* **SUPPLIED ENTRIES**
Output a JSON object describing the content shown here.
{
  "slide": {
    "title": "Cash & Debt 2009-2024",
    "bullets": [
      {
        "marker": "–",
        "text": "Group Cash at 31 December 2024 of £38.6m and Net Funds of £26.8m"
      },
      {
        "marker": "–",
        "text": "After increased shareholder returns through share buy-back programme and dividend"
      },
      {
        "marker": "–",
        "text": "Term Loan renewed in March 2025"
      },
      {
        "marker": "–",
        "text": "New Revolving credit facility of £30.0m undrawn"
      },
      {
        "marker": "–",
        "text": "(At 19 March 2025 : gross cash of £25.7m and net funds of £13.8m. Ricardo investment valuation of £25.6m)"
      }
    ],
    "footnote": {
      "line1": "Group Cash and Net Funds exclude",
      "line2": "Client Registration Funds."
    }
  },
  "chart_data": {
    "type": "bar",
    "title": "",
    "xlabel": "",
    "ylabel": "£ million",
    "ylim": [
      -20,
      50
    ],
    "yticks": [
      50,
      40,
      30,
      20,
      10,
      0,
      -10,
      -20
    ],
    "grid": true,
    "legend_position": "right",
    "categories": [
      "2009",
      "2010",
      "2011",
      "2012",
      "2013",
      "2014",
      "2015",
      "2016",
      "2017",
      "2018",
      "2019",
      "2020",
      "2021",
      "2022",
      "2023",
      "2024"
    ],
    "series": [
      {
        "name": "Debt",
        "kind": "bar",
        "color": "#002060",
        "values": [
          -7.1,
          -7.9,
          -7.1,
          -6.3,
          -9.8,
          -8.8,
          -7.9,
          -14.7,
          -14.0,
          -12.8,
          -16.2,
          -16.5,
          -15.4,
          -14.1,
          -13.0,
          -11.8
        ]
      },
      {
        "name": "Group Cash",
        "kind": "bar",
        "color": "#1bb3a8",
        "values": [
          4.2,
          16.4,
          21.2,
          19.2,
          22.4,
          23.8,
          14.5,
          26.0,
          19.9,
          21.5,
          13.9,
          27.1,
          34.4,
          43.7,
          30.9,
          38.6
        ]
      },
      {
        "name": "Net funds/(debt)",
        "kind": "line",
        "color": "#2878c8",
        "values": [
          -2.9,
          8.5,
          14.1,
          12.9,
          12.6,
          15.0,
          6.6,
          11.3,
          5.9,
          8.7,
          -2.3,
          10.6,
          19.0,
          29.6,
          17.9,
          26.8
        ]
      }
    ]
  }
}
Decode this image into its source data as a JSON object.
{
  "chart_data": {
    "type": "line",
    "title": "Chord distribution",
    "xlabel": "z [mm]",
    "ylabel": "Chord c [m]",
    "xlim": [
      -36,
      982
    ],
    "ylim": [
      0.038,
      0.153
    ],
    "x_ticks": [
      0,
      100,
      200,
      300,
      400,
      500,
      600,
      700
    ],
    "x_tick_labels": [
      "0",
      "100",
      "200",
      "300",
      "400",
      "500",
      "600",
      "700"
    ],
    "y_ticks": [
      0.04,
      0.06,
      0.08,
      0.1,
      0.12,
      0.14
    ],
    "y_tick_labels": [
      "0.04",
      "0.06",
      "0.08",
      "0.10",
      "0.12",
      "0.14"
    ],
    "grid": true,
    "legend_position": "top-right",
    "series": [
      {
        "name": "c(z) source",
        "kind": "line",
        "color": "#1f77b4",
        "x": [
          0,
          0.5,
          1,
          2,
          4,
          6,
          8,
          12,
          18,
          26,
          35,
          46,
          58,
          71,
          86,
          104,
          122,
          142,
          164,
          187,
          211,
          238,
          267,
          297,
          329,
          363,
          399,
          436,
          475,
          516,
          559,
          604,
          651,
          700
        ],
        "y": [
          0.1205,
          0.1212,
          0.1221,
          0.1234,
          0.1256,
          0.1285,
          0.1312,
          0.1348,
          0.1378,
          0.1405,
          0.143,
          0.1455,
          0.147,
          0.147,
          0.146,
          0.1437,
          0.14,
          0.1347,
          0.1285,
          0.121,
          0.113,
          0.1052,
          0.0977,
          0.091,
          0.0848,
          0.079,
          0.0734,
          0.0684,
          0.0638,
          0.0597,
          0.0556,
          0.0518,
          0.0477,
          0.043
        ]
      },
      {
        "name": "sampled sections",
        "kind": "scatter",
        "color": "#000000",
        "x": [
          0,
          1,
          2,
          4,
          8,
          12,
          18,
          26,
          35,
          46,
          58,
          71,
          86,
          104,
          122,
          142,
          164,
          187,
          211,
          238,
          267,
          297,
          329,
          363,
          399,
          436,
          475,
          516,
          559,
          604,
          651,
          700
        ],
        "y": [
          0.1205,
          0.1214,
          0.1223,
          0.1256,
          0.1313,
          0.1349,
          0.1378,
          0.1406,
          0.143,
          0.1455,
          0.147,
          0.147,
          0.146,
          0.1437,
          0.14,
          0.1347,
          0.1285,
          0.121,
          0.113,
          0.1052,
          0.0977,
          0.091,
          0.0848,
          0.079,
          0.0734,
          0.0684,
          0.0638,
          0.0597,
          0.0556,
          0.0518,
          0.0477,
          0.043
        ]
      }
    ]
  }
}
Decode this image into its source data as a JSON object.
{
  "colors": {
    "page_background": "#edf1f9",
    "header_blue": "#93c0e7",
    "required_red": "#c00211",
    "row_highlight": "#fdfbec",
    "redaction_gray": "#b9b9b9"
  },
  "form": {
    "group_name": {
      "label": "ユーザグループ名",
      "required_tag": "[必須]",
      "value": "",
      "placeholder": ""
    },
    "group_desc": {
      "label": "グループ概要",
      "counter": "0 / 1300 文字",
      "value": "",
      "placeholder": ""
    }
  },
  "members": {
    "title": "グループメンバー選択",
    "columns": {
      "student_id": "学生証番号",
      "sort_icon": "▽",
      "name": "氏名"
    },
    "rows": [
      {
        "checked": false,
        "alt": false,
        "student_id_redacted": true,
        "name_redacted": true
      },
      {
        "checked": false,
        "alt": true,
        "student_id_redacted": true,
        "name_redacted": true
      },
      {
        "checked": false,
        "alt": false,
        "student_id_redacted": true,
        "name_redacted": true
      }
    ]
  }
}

* **YOUR TASK**
Your task is to extract all of the records exactly.

* **EXERCISE RESPONSE**
Output a JSON object describing the content shown here.
{
  "slide": {
    "title": "Cash & Debt 2009-2024",
    "bullets": [
      {
        "marker": "–",
        "text": "Group Cash at 31 December 2024 of £38.6m and Net Funds of £26.8m"
      },
      {
        "marker": "–",
        "text": "After increased shareholder returns through share buy-back programme and dividend"
      },
      {
        "marker": "–",
        "text": "Term Loan renewed in March 2025"
      },
      {
        "marker": "–",
        "text": "New Revolving credit facility of £30.0m undrawn"
      },
      {
        "marker": "–",
        "text": "(At 19 March 2025 : gross cash of £25.7m and net funds of £13.8m. Ricardo investment valuation of £25.6m)"
      }
    ],
    "footnote": {
      "line1": "Group Cash and Net Funds exclude",
      "line2": "Client Registration Funds."
    }
  },
  "chart_data": {
    "type": "bar",
    "title": "",
    "xlabel": "",
    "ylabel": "£ million",
    "ylim": [
      -20,
      50
    ],
    "yticks": [
      50,
      40,
      30,
      20,
      10,
      0,
      -10,
      -20
    ],
    "grid": true,
    "legend_position": "right",
    "categories": [
      "2009",
      "2010",
      "2011",
      "2012",
      "2013",
      "2014",
      "2015",
      "2016",
      "2017",
      "2018",
      "2019",
      "2020",
      "2021",
      "2022",
      "2023",
      "2024"
    ],
    "series": [
      {
        "name": "Debt",
        "kind": "bar",
        "color": "#002060",
        "values": [
          -7.1,
          -7.9,
          -7.1,
          -6.3,
          -9.8,
          -8.8,
          -7.9,
          -14.7,
          -14.0,
          -12.8,
          -16.2,
          -16.5,
          -15.4,
          -14.1,
          -13.0,
          -11.8
        ]
      },
      {
        "name": "Group Cash",
        "kind": "bar",
        "color": "#1bb3a8",
        "values": [
          4.2,
          16.4,
          21.2,
          19.2,
          22.4,
          23.8,
          14.5,
          26.0,
          19.9,
          21.5,
          13.9,
          27.1,
          34.4,
          43.7,
          30.9,
          38.6
        ]
      },
      {
        "name": "Net funds/(debt)",
        "kind": "line",
        "color": "#2878c8",
        "values": [
          -2.9,
          8.5,
          14.1,
          12.9,
          12.6,
          15.0,
          6.6,
          11.3,
          5.9,
          8.7,
          -2.3,
          10.6,
          19.0,
          29.6,
          17.9,
          26.8
        ]
      }
    ]
  }
}
Decode this image into its source data as a JSON object.
{
  "chart_data": {
    "type": "line",
    "title": "Chord distribution",
    "xlabel": "z [mm]",
    "ylabel": "Chord c [m]",
    "xlim": [
      -36,
      982
    ],
    "ylim": [
      0.038,
      0.153
    ],
    "x_ticks": [
      0,
      100,
      200,
      300,
      400,
      500,
      600,
      700
    ],
    "x_tick_labels": [
      "0",
      "100",
      "200",
      "300",
      "400",
      "500",
      "600",
      "700"
    ],
    "y_ticks": [
      0.04,
      0.06,
      0.08,
      0.1,
      0.12,
      0.14
    ],
    "y_tick_labels": [
      "0.04",
      "0.06",
      "0.08",
      "0.10",
      "0.12",
      "0.14"
    ],
    "grid": true,
    "legend_position": "top-right",
    "series": [
      {
        "name": "c(z) source",
        "kind": "line",
        "color": "#1f77b4",
        "x": [
          0,
          0.5,
          1,
          2,
          4,
          6,
          8,
          12,
          18,
          26,
          35,
          46,
          58,
          71,
          86,
          104,
          122,
          142,
          164,
          187,
          211,
          238,
          267,
          297,
          329,
          363,
          399,
          436,
          475,
          516,
          559,
          604,
          651,
          700
        ],
        "y": [
          0.1205,
          0.1212,
          0.1221,
          0.1234,
          0.1256,
          0.1285,
          0.1312,
          0.1348,
          0.1378,
          0.1405,
          0.143,
          0.1455,
          0.147,
          0.147,
          0.146,
          0.1437,
          0.14,
          0.1347,
          0.1285,
          0.121,
          0.113,
          0.1052,
          0.0977,
          0.091,
          0.0848,
          0.079,
          0.0734,
          0.0684,
          0.0638,
          0.0597,
          0.0556,
          0.0518,
          0.0477,
          0.043
        ]
      },
      {
        "name": "sampled sections",
        "kind": "scatter",
        "color": "#000000",
        "x": [
          0,
          1,
          2,
          4,
          8,
          12,
          18,
          26,
          35,
          46,
          58,
          71,
          86,
          104,
          122,
          142,
          164,
          187,
          211,
          238,
          267,
          297,
          329,
          363,
          399,
          436,
          475,
          516,
          559,
          604,
          651,
          700
        ],
        "y": [
          0.1205,
          0.1214,
          0.1223,
          0.1256,
          0.1313,
          0.1349,
          0.1378,
          0.1406,
          0.143,
          0.1455,
          0.147,
          0.147,
          0.146,
          0.1437,
          0.14,
          0.1347,
          0.1285,
          0.121,
          0.113,
          0.1052,
          0.0977,
          0.091,
          0.0848,
          0.079,
          0.0734,
          0.0684,
          0.0638,
          0.0597,
          0.0556,
          0.0518,
          0.0477,
          0.043
        ]
      }
    ]
  }
}
Decode this image into its source data as a JSON object.
{
  "colors": {
    "page_background": "#edf1f9",
    "header_blue": "#93c0e7",
    "required_red": "#c00211",
    "row_highlight": "#fdfbec",
    "redaction_gray": "#b9b9b9"
  },
  "form": {
    "group_name": {
      "label": "ユーザグループ名",
      "required_tag": "[必須]",
      "value": "",
      "placeholder": ""
    },
    "group_desc": {
      "label": "グループ概要",
      "counter": "0 / 1300 文字",
      "value": "",
      "placeholder": ""
    }
  },
  "members": {
    "title": "グループメンバー選択",
    "columns": {
      "student_id": "学生証番号",
      "sort_icon": "▽",
      "name": "氏名"
    },
    "rows": [
      {
        "checked": false,
        "alt": false,
        "student_id_redacted": true,
        "name_redacted": true
      },
      {
        "checked": false,
        "alt": true,
        "student_id_redacted": true,
        "name_redacted": true
      },
      {
        "checked": false,
        "alt": false,
        "student_id_redacted": true,
        "name_redacted": true
      }
    ]
  }
}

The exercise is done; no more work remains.